Show every line in the records below that contains the word "yang".

### SOURCE MATERIAL

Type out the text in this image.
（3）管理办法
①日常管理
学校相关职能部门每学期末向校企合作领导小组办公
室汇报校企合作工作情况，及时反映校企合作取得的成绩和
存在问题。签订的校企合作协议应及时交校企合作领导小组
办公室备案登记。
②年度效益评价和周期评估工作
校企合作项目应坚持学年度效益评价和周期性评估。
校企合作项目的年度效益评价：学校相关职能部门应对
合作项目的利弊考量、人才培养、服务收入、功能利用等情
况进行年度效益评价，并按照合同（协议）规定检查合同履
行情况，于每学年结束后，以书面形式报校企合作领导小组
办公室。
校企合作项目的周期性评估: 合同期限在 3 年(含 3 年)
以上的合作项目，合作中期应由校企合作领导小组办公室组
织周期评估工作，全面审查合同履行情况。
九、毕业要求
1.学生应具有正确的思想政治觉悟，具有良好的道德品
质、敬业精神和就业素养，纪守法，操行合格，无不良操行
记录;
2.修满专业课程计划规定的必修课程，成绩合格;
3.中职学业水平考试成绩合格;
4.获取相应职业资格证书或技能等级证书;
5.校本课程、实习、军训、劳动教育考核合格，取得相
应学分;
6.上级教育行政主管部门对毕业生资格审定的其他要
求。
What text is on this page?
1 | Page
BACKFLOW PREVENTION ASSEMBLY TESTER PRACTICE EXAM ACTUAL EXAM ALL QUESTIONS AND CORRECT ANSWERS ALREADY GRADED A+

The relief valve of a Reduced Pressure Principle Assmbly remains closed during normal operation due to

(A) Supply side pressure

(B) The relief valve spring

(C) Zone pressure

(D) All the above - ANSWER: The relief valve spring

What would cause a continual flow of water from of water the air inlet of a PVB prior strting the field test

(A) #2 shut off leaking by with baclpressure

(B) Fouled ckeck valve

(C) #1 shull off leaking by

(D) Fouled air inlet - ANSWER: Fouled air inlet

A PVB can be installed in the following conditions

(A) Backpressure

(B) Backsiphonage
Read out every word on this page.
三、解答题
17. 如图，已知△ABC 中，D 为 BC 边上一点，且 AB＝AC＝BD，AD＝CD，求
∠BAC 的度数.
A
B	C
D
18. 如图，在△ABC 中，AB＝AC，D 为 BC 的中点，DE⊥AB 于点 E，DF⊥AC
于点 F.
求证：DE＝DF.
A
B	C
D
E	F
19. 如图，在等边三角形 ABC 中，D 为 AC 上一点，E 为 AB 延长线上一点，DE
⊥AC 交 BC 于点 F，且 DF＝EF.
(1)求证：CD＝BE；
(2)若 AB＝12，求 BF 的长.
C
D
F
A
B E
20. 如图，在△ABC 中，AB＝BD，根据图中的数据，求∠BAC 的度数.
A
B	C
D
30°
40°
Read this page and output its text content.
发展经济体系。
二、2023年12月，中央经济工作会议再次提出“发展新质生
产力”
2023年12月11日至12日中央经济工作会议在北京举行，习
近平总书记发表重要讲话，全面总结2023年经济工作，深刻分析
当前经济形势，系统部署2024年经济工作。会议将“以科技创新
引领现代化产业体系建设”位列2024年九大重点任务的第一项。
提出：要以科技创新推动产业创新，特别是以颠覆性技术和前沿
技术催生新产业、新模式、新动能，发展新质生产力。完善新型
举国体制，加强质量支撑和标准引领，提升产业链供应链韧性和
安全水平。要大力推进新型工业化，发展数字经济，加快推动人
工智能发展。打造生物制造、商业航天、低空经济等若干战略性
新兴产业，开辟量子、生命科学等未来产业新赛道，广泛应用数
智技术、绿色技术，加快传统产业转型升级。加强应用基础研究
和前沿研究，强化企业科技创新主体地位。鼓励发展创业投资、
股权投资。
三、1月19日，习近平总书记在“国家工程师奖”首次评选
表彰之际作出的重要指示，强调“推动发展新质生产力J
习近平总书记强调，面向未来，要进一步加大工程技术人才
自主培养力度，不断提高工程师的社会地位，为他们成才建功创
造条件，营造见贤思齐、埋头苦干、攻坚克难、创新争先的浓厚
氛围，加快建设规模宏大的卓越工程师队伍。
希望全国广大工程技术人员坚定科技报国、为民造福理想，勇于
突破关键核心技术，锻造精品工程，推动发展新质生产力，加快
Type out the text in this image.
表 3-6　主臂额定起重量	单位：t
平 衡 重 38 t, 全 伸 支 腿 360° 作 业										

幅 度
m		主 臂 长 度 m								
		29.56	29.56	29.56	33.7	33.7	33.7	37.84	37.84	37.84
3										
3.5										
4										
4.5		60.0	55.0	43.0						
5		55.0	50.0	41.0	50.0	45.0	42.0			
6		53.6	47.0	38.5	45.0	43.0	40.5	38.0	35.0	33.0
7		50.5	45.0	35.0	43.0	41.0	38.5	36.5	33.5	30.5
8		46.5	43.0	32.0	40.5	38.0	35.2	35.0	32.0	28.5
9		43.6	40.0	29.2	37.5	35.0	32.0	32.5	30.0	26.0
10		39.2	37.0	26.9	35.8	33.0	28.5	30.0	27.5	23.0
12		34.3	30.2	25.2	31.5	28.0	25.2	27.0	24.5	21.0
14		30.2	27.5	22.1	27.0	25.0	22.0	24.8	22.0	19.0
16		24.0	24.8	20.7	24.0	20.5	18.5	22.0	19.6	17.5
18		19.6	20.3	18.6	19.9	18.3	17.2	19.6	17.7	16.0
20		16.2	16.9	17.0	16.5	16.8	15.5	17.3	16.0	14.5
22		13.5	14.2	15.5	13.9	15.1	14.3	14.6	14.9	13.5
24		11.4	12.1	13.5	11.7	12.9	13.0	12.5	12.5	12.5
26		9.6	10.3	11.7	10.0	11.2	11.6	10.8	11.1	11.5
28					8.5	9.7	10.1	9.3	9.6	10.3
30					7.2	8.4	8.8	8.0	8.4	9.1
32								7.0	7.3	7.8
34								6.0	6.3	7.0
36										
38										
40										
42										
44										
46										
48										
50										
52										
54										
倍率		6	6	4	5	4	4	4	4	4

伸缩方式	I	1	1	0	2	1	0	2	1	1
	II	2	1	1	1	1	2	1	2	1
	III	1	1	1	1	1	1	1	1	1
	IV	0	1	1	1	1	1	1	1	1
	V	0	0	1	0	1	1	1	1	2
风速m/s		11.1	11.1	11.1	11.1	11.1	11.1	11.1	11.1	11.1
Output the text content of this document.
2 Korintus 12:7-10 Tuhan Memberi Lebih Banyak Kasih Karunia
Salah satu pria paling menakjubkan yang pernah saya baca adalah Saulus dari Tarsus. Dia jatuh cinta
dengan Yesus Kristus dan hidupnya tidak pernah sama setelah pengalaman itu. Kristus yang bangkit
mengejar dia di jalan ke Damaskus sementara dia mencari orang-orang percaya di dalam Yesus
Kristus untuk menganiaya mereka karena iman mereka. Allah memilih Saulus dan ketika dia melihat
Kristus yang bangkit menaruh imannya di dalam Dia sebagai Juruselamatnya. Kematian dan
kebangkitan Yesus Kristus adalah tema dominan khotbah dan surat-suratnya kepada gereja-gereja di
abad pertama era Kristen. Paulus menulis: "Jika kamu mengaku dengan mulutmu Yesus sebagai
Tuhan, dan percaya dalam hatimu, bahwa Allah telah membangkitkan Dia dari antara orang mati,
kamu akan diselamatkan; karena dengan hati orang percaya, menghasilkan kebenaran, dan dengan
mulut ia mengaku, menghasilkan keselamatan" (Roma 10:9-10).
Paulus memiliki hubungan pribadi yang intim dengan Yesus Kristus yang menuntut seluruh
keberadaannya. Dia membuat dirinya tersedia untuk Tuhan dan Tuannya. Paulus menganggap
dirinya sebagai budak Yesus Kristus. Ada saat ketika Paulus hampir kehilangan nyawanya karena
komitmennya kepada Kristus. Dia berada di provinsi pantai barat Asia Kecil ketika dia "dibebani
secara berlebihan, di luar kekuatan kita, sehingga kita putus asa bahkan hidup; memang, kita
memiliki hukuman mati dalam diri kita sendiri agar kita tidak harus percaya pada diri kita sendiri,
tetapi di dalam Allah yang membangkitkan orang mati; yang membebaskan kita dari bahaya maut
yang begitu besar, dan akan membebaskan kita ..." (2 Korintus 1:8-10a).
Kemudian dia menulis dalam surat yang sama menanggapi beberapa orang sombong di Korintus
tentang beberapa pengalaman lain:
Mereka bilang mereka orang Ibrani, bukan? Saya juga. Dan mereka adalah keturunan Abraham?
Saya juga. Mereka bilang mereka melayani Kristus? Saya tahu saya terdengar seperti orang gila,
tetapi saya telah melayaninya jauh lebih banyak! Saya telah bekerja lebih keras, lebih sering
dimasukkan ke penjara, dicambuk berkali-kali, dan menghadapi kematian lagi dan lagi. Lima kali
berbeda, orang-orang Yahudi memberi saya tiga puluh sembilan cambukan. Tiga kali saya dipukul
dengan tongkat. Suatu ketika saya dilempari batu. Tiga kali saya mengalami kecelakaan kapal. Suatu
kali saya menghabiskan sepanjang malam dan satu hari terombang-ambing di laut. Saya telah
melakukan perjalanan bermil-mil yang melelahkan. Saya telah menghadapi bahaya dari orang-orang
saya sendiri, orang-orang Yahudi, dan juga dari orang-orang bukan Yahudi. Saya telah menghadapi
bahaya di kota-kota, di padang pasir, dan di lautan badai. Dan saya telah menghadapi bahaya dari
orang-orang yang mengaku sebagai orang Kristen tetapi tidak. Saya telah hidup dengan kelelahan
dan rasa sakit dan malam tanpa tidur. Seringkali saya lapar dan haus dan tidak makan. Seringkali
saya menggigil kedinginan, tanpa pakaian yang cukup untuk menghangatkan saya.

######

◆ EXERCISE OUTPUT:
Salah satu pria paling menakjubkan yang pernah saya baca adalah Saulus dari Tarsus. Dia jatuh cinta
dengan Yesus Kristus dan hidupnya tidak pernah sama setelah pengalaman itu. Kristus yang bangkit
Kristus yang bangkit menaruh imannya di dalam Dia sebagai Juruselamatnya. Kematian dan
Paulus memiliki hubungan pribadi yang intim dengan Yesus Kristus yang menuntut seluruh
tetapi di dalam Allah yang membangkitkan orang mati; yang membebaskan kita dari bahaya maut
yang begitu besar, dan akan membebaskan kita ..." (2 Korintus 1:8-10a).
Kemudian dia menulis dalam surat yang sama menanggapi beberapa orang sombong di Korintus
melakukan perjalanan bermil-mil yang melelahkan. Saya telah menghadapi bahaya dari orang-orang
orang-orang yang mengaku sebagai orang Kristen tetapi tidak. Saya telah hidup dengan kelelahan
saya menggigil kedinginan, tanpa pakaian yang cukup untuk menghangatkan saya.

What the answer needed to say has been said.